* [OBJECTIVE] Could you transcribe every record below exactly as written, leaving out any pictures?

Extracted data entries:

================================

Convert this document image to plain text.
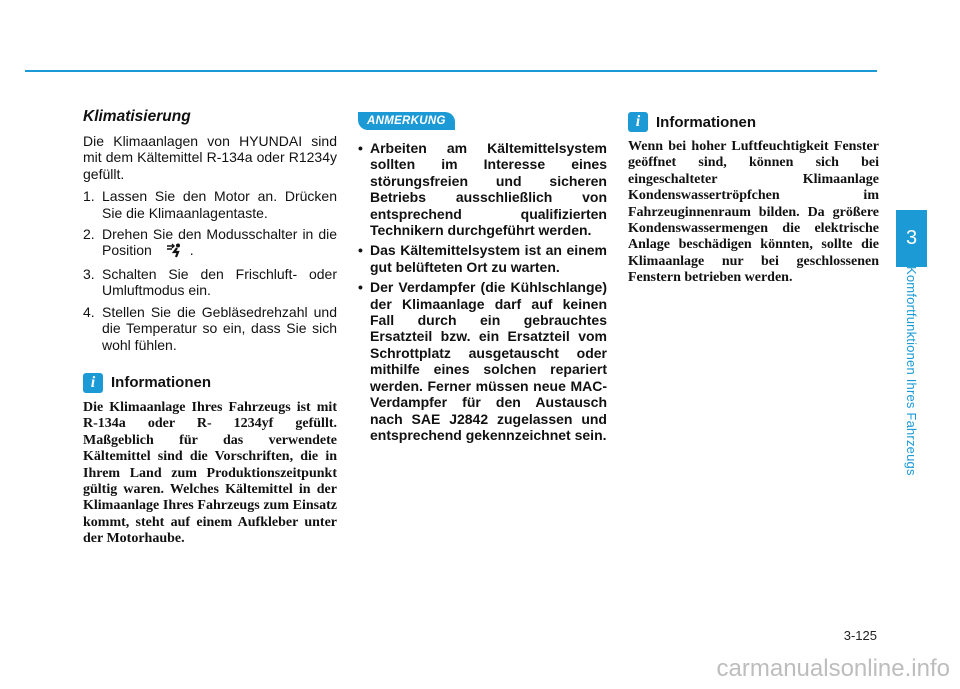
Klimatisierung

Die Klimaanlagen von HYUNDAI sind mit dem Kältemittel R-134a oder R1234y gefüllt.

1. Lassen Sie den Motor an. Drücken Sie die Klimaanlagentaste.
2. Drehen Sie den Modusschalter in die Position	.
3. Schalten Sie den Frischluft- oder Umluftmodus ein.
4. Stellen Sie die Gebläsedrehzahl und die Temperatur so ein, dass Sie sich wohl fühlen.
i	Informationen

Die Klimaanlage Ihres Fahrzeugs ist mit R-134a oder R- 1234yf gefüllt. Maßgeblich für das verwendete Kältemittel sind die Vorschriften, die in Ihrem Land zum Produktionszeitpunkt gültig waren. Welches Kältemittel in der Klimaanlage Ihres Fahrzeugs zum Einsatz kommt, steht auf einem Aufkleber unter der Motorhaube.

ANMERKUNG
• Arbeiten am Kältemittelsystem sollten im Interesse eines störungsfreien und sicheren Betriebs ausschließlich von entsprechend qualifizierten Technikern durchgeführt werden.
• Das Kältemittelsystem ist an einem gut belüfteten Ort zu warten.
• Der Verdampfer (die Kühlschlange) der Klimaanlage darf auf keinen Fall durch ein gebrauchtes Ersatzteil bzw. ein Ersatzteil vom Schrottplatz ausgetauscht oder mithilfe eines solchen repariert werden. Ferner müssen neue MAC-Verdampfer für den Austausch nach SAE J2842 zugelassen und entsprechend gekennzeichnet sein.
i	Informationen

Wenn bei hoher Luftfeuchtigkeit Fenster geöffnet sind, können sich bei eingeschalteter Klimaanlage Kondenswassertröpfchen im Fahrzeuginnenraum bilden. Da größere Kondenswassermengen die elektrische Anlage beschädigen könnten, sollte die Klimaanlage nur bei geschlossenen Fenstern betrieben werden.

3
Komfortfunktionen Ihres Fahrzeugs
3-125
carmanualsonline.info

================================

* [ANSWER]
Convert this document image to plain text.
Klimatisierung

Die Klimaanlagen von HYUNDAI sind mit dem Kältemittel R-134a oder R1234y gefüllt.

1. Lassen Sie den Motor an. Drücken Sie die Klimaanlagentaste.
2. Drehen Sie den Modusschalter in die Position	.
3. Schalten Sie den Frischluft- oder Umluftmodus ein.
4. Stellen Sie die Gebläsedrehzahl und die Temperatur so ein, dass Sie sich wohl fühlen.
i	Informationen

Die Klimaanlage Ihres Fahrzeugs ist mit R-134a oder R- 1234yf gefüllt. Maßgeblich für das verwendete Kältemittel sind die Vorschriften, die in Ihrem Land zum Produktionszeitpunkt gültig waren. Welches Kältemittel in der Klimaanlage Ihres Fahrzeugs zum Einsatz kommt, steht auf einem Aufkleber unter der Motorhaube.

ANMERKUNG
• Arbeiten am Kältemittelsystem sollten im Interesse eines störungsfreien und sicheren Betriebs ausschließlich von entsprechend qualifizierten Technikern durchgeführt werden.
• Das Kältemittelsystem ist an einem gut belüfteten Ort zu warten.
• Der Verdampfer (die Kühlschlange) der Klimaanlage darf auf keinen Fall durch ein gebrauchtes Ersatzteil bzw. ein Ersatzteil vom Schrottplatz ausgetauscht oder mithilfe eines solchen repariert werden. Ferner müssen neue MAC-Verdampfer für den Austausch nach SAE J2842 zugelassen und entsprechend gekennzeichnet sein.
i	Informationen

Wenn bei hoher Luftfeuchtigkeit Fenster geöffnet sind, können sich bei eingeschalteter Klimaanlage Kondenswassertröpfchen im Fahrzeuginnenraum bilden. Da größere Kondenswassermengen die elektrische Anlage beschädigen könnten, sollte die Klimaanlage nur bei geschlossenen Fenstern betrieben werden.

3
Komfortfunktionen Ihres Fahrzeugs
3-125
carmanualsonline.info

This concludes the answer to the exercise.